WHAT YOU ARE ASKED TO DO
Exactly reproduce each line of the listing that follows.

>> START DATA ROWS

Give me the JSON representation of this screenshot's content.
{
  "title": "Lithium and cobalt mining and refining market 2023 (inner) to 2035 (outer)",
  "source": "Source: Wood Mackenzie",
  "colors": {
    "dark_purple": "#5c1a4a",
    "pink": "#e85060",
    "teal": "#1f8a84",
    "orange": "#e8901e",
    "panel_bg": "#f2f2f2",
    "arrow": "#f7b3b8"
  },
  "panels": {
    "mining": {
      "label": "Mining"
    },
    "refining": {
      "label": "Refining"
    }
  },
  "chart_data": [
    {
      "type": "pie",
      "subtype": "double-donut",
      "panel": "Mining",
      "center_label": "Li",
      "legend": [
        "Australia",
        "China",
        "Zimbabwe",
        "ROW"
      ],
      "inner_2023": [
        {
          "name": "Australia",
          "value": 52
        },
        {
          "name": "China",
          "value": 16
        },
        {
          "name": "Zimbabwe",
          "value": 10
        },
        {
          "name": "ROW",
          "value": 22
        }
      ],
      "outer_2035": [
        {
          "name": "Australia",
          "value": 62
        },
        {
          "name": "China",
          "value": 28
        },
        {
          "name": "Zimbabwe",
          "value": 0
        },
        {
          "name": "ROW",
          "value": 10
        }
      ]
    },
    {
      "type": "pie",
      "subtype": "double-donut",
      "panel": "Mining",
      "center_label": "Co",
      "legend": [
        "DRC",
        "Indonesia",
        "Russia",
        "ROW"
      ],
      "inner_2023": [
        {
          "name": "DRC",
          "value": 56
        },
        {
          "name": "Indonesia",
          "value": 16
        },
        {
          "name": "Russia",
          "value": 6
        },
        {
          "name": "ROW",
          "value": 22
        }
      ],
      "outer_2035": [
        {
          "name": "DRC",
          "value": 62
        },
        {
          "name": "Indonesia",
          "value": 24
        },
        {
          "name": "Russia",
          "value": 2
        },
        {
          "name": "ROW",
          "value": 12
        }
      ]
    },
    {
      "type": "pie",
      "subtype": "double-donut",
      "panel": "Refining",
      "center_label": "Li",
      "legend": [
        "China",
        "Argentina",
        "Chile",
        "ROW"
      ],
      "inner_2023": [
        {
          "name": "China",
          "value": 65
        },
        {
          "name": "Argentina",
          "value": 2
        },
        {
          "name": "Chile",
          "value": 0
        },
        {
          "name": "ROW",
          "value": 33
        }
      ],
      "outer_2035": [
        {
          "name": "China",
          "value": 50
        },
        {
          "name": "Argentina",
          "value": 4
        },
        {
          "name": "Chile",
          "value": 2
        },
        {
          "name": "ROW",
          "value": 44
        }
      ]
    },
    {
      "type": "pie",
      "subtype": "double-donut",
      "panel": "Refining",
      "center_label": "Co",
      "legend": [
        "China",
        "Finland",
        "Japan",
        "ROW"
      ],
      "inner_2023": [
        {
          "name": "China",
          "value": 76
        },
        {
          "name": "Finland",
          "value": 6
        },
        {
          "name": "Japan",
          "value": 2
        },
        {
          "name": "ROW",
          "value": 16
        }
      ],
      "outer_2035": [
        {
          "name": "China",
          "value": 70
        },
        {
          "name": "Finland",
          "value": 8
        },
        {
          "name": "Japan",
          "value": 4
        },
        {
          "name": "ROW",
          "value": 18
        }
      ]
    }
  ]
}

>> END DATA ROWS

EXPECTED ANSWER
Give me the JSON representation of this screenshot's content.
{
  "title": "Lithium and cobalt mining and refining market 2023 (inner) to 2035 (outer)",
  "source": "Source: Wood Mackenzie",
  "colors": {
    "dark_purple": "#5c1a4a",
    "pink": "#e85060",
    "teal": "#1f8a84",
    "orange": "#e8901e",
    "panel_bg": "#f2f2f2",
    "arrow": "#f7b3b8"
  },
  "panels": {
    "mining": {
      "label": "Mining"
    },
    "refining": {
      "label": "Refining"
    }
  },
  "chart_data": [
    {
      "type": "pie",
      "subtype": "double-donut",
      "panel": "Mining",
      "center_label": "Li",
      "legend": [
        "Australia",
        "China",
        "Zimbabwe",
        "ROW"
      ],
      "inner_2023": [
        {
          "name": "Australia",
          "value": 52
        },
        {
          "name": "China",
          "value": 16
        },
        {
          "name": "Zimbabwe",
          "value": 10
        },
        {
          "name": "ROW",
          "value": 22
        }
      ],
      "outer_2035": [
        {
          "name": "Australia",
          "value": 62
        },
        {
          "name": "China",
          "value": 28
        },
        {
          "name": "Zimbabwe",
          "value": 0
        },
        {
          "name": "ROW",
          "value": 10
        }
      ]
    },
    {
      "type": "pie",
      "subtype": "double-donut",
      "panel": "Mining",
      "center_label": "Co",
      "legend": [
        "DRC",
        "Indonesia",
        "Russia",
        "ROW"
      ],
      "inner_2023": [
        {
          "name": "DRC",
          "value": 56
        },
        {
          "name": "Indonesia",
          "value": 16
        },
        {
          "name": "Russia",
          "value": 6
        },
        {
          "name": "ROW",
          "value": 22
        }
      ],
      "outer_2035": [
        {
          "name": "DRC",
          "value": 62
        },
        {
          "name": "Indonesia",
          "value": 24
        },
        {
          "name": "Russia",
          "value": 2
        },
        {
          "name": "ROW",
          "value": 12
        }
      ]
    },
    {
      "type": "pie",
      "subtype": "double-donut",
      "panel": "Refining",
      "center_label": "Li",
      "legend": [
        "China",
        "Argentina",
        "Chile",
        "ROW"
      ],
      "inner_2023": [
        {
          "name": "China",
          "value": 65
        },
        {
          "name": "Argentina",
          "value": 2
        },
        {
          "name": "Chile",
          "value": 0
        },
        {
          "name": "ROW",
          "value": 33
        }
      ],
      "outer_2035": [
        {
          "name": "China",
          "value": 50
        },
        {
          "name": "Argentina",
          "value": 4
        },
        {
          "name": "Chile",
          "value": 2
        },
        {
          "name": "ROW",
          "value": 44
        }
      ]
    },
    {
      "type": "pie",
      "subtype": "double-donut",
      "panel": "Refining",
      "center_label": "Co",
      "legend": [
        "China",
        "Finland",
        "Japan",
        "ROW"
      ],
      "inner_2023": [
        {
          "name": "China",
          "value": 76
        },
        {
          "name": "Finland",
          "value": 6
        },
        {
          "name": "Japan",
          "value": 2
        },
        {
          "name": "ROW",
          "value": 16
        }
      ],
      "outer_2035": [
        {
          "name": "China",
          "value": 70
        },
        {
          "name": "Finland",
          "value": 8
        },
        {
          "name": "Japan",
          "value": 4
        },
        {
          "name": "ROW",
          "value": 18
        }
      ]
    }
  ]
}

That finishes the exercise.